TASK TO CARRY OUT:
Using the listing below, work out how many lines contain the word "months", and respond with that number alone.

EXCERPTED RECORDS:
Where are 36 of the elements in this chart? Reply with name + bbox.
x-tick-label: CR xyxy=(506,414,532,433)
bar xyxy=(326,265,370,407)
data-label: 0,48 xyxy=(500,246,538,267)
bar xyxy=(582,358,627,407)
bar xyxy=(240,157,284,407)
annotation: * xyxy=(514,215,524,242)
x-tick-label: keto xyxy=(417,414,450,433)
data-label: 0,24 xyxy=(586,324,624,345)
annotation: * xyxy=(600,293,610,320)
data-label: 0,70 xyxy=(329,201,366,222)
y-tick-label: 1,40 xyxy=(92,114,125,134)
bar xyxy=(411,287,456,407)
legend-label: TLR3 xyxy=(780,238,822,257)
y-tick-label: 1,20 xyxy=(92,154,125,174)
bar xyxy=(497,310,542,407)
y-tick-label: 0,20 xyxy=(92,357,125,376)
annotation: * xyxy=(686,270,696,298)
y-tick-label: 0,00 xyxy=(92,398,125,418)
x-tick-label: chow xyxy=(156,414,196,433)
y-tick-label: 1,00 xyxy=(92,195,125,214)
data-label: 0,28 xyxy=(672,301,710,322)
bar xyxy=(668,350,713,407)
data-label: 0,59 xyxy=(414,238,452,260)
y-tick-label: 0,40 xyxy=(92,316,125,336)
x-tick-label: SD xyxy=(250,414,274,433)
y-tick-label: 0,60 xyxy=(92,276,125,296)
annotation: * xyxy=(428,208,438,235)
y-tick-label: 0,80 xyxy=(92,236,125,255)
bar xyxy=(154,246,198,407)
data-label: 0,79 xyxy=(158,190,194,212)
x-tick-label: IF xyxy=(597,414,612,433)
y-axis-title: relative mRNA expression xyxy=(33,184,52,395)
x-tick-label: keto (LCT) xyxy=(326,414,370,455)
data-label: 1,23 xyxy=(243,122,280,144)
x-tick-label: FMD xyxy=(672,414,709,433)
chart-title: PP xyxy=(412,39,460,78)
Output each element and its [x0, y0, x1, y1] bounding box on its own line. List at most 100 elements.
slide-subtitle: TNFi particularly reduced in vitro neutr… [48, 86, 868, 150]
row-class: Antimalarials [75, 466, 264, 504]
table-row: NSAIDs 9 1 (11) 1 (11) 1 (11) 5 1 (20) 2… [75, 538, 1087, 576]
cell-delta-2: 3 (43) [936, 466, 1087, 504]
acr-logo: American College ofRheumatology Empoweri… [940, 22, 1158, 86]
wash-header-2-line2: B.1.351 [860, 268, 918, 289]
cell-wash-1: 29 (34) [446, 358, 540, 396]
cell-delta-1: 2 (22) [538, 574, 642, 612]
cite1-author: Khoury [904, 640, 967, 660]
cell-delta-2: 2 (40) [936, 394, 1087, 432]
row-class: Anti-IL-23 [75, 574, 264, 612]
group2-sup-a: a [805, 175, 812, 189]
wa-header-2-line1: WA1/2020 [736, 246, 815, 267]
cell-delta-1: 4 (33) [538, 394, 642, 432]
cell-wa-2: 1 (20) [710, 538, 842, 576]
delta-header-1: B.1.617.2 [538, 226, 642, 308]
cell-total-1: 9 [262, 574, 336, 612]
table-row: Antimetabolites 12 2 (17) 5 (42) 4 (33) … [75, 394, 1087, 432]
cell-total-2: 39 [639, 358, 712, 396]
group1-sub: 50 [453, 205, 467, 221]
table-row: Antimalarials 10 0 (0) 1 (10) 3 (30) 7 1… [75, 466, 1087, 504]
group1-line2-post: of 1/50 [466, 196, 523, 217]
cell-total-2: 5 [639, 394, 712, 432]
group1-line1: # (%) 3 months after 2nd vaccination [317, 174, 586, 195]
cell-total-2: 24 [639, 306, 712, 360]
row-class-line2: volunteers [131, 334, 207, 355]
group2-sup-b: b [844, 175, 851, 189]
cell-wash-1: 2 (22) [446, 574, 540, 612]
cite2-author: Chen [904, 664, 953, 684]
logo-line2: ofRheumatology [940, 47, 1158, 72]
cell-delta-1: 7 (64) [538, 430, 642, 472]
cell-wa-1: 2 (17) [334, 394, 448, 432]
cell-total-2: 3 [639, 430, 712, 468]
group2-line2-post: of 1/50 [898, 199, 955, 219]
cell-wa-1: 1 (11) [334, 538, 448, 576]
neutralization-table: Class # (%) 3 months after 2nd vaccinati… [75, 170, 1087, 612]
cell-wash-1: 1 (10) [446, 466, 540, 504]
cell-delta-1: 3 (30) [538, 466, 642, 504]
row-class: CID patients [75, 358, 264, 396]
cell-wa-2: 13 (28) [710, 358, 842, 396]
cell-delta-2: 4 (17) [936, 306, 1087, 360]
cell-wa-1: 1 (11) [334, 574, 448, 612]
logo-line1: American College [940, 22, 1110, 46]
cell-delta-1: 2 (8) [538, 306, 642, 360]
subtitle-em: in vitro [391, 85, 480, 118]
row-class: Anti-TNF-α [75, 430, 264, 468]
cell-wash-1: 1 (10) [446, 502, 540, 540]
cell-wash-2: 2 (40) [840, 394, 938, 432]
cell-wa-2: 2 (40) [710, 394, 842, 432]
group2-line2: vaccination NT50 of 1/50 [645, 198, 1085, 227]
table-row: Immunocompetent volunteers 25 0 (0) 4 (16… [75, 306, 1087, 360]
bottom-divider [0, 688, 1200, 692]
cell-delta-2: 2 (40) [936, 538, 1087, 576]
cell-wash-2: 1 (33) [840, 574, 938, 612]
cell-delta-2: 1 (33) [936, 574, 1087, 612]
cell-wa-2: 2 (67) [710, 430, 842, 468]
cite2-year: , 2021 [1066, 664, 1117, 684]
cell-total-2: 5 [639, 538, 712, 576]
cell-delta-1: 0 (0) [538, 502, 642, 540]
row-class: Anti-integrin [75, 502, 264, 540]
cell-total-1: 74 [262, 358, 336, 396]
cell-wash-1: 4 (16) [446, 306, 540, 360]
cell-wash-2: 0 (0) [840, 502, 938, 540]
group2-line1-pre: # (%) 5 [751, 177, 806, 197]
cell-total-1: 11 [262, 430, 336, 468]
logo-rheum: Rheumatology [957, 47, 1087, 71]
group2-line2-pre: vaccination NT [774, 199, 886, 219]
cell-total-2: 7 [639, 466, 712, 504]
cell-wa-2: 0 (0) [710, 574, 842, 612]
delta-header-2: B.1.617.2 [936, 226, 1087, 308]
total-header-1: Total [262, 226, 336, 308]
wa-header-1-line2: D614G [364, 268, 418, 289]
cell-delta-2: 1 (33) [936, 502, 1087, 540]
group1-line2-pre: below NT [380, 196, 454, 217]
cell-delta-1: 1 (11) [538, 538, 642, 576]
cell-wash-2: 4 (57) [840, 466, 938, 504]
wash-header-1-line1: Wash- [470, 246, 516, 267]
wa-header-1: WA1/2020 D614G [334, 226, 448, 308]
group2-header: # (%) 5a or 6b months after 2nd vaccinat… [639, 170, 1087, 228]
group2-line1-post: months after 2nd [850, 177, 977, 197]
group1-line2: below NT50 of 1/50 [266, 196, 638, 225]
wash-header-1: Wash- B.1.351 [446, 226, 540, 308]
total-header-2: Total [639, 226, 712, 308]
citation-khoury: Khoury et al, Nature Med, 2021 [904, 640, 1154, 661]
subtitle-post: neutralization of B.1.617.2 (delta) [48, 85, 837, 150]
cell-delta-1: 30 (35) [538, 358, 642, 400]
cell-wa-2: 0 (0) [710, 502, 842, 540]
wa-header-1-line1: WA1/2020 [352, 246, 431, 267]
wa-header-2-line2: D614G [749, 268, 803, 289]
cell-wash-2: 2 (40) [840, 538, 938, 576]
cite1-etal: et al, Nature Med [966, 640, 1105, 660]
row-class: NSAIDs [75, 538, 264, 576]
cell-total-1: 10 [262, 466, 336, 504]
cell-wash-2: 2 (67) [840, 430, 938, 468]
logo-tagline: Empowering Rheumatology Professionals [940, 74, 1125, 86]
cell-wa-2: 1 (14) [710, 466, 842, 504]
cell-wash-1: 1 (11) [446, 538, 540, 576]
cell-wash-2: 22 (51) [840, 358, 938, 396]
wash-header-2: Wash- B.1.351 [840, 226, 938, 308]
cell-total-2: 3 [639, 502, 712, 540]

EXERCISE RESPONSE:
4